ABOUT THIS EXERCISE: Each line of the data below that contains "team" must be copied.

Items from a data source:
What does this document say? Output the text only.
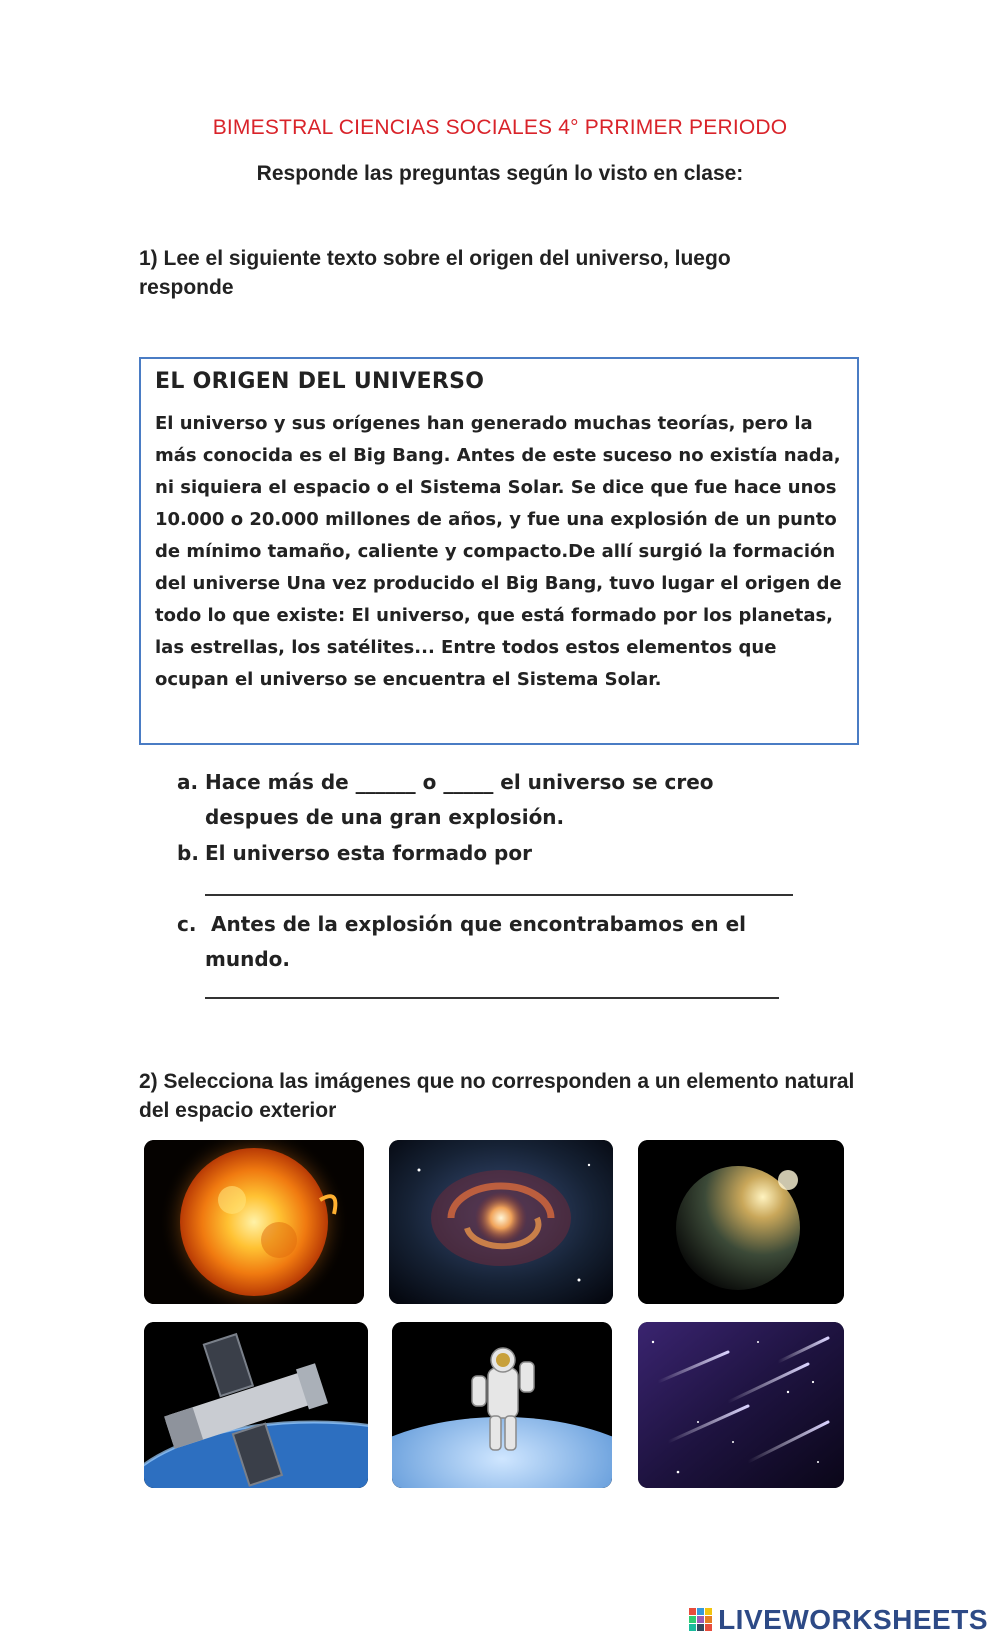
BIMESTRAL CIENCIAS SOCIALES 4° PRRIMER PERIODO
Responde las preguntas según lo visto en clase:
1) Lee el siguiente texto sobre el origen del universo, luego responde
EL ORIGEN DEL UNIVERSO
El universo y sus orígenes han generado muchas teorías, pero la más conocida es el Big Bang. Antes de este suceso no existía nada, ni siquiera el espacio o el Sistema Solar. Se dice que fue hace unos 10.000 o 20.000 millones de años, y fue una explosión de un punto de mínimo tamaño, caliente y compacto.De allí surgió la formación del universe Una vez producido el Big Bang, tuvo lugar el origen de todo lo que existe: El universo, que está formado por los planetas, las estrellas, los satélites... Entre todos estos elementos que ocupan el universo se encuentra el Sistema Solar.
a. Hace más de ______ o _____ el universo se creo
despues de una gran explosión.
b. El universo esta formado por
c. Antes de la explosión que encontrabamos en el
mundo.
2) Selecciona las imágenes que no corresponden a un elemento natural del espacio exterior
LIVEWORKSHEETS
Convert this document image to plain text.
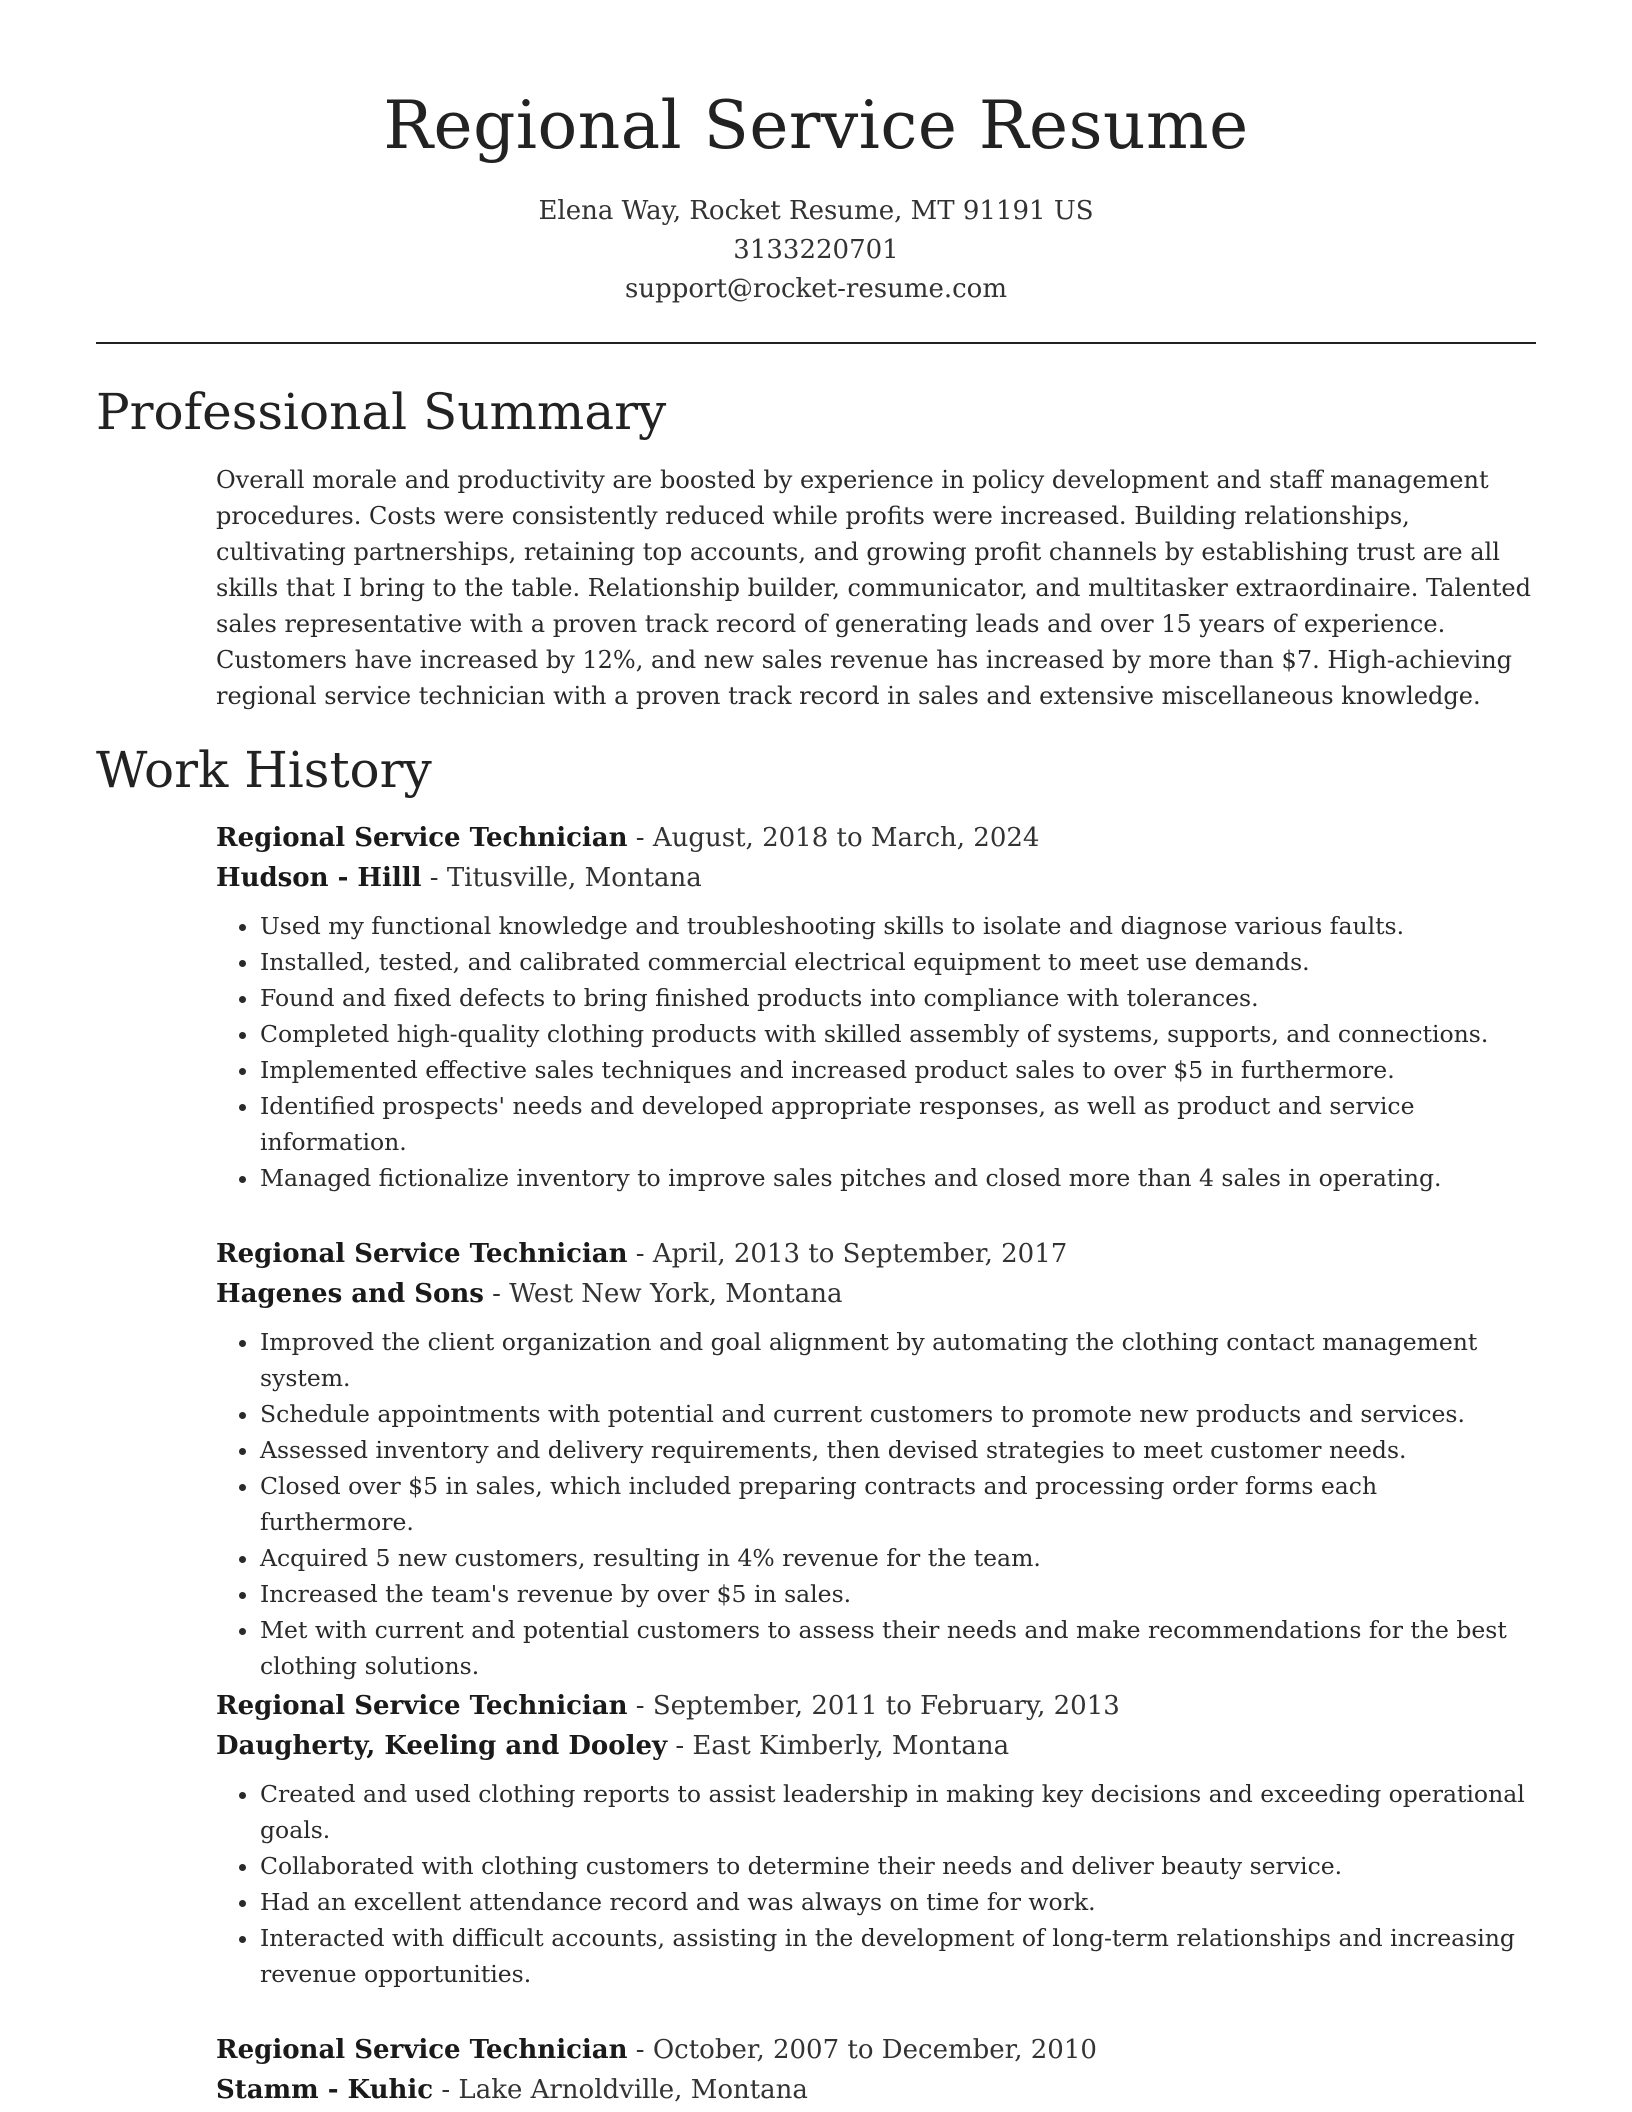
Regional Service Resume
Elena Way, Rocket Resume, MT 91191 US
3133220701
support@rocket-resume.com
Professional Summary

Overall morale and productivity are boosted by experience in policy development and staff management procedures. Costs were consistently reduced while profits were increased. Building relationships, cultivating partnerships, retaining top accounts, and growing profit channels by establishing trust are all skills that I bring to the table. Relationship builder, communicator, and multitasker extraordinaire. Talented sales representative with a proven track record of generating leads and over 15 years of experience. Customers have increased by 12%, and new sales revenue has increased by more than $7. High-achieving regional service technician with a proven track record in sales and extensive miscellaneous knowledge.

Work History
Regional Service Technician - August, 2018 to March, 2024
Hudson - Hilll - Titusville, Montana
• Used my functional knowledge and troubleshooting skills to isolate and diagnose various faults.
• Installed, tested, and calibrated commercial electrical equipment to meet use demands.
• Found and fixed defects to bring finished products into compliance with tolerances.
• Completed high-quality clothing products with skilled assembly of systems, supports, and connections.
• Implemented effective sales techniques and increased product sales to over $5 in furthermore.
• Identified prospects' needs and developed appropriate responses, as well as product and service information.
• Managed fictionalize inventory to improve sales pitches and closed more than 4 sales in operating.
Regional Service Technician - April, 2013 to September, 2017
Hagenes and Sons - West New York, Montana
• Improved the client organization and goal alignment by automating the clothing contact management system.
• Schedule appointments with potential and current customers to promote new products and services.
• Assessed inventory and delivery requirements, then devised strategies to meet customer needs.
• Closed over $5 in sales, which included preparing contracts and processing order forms each furthermore.
• Acquired 5 new customers, resulting in 4% revenue for the team.
• Increased the team's revenue by over $5 in sales.
• Met with current and potential customers to assess their needs and make recommendations for the best clothing solutions.
Regional Service Technician - September, 2011 to February, 2013
Daugherty, Keeling and Dooley - East Kimberly, Montana
• Created and used clothing reports to assist leadership in making key decisions and exceeding operational goals.
• Collaborated with clothing customers to determine their needs and deliver beauty service.
• Had an excellent attendance record and was always on time for work.
• Interacted with difficult accounts, assisting in the development of long-term relationships and increasing revenue opportunities.
Regional Service Technician - October, 2007 to December, 2010
Stamm - Kuhic - Lake Arnoldville, Montana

ANSWER SECTION:
• Acquired 5 new customers, resulting in 4% revenue for the team.
• Increased the team's revenue by over $5 in sales.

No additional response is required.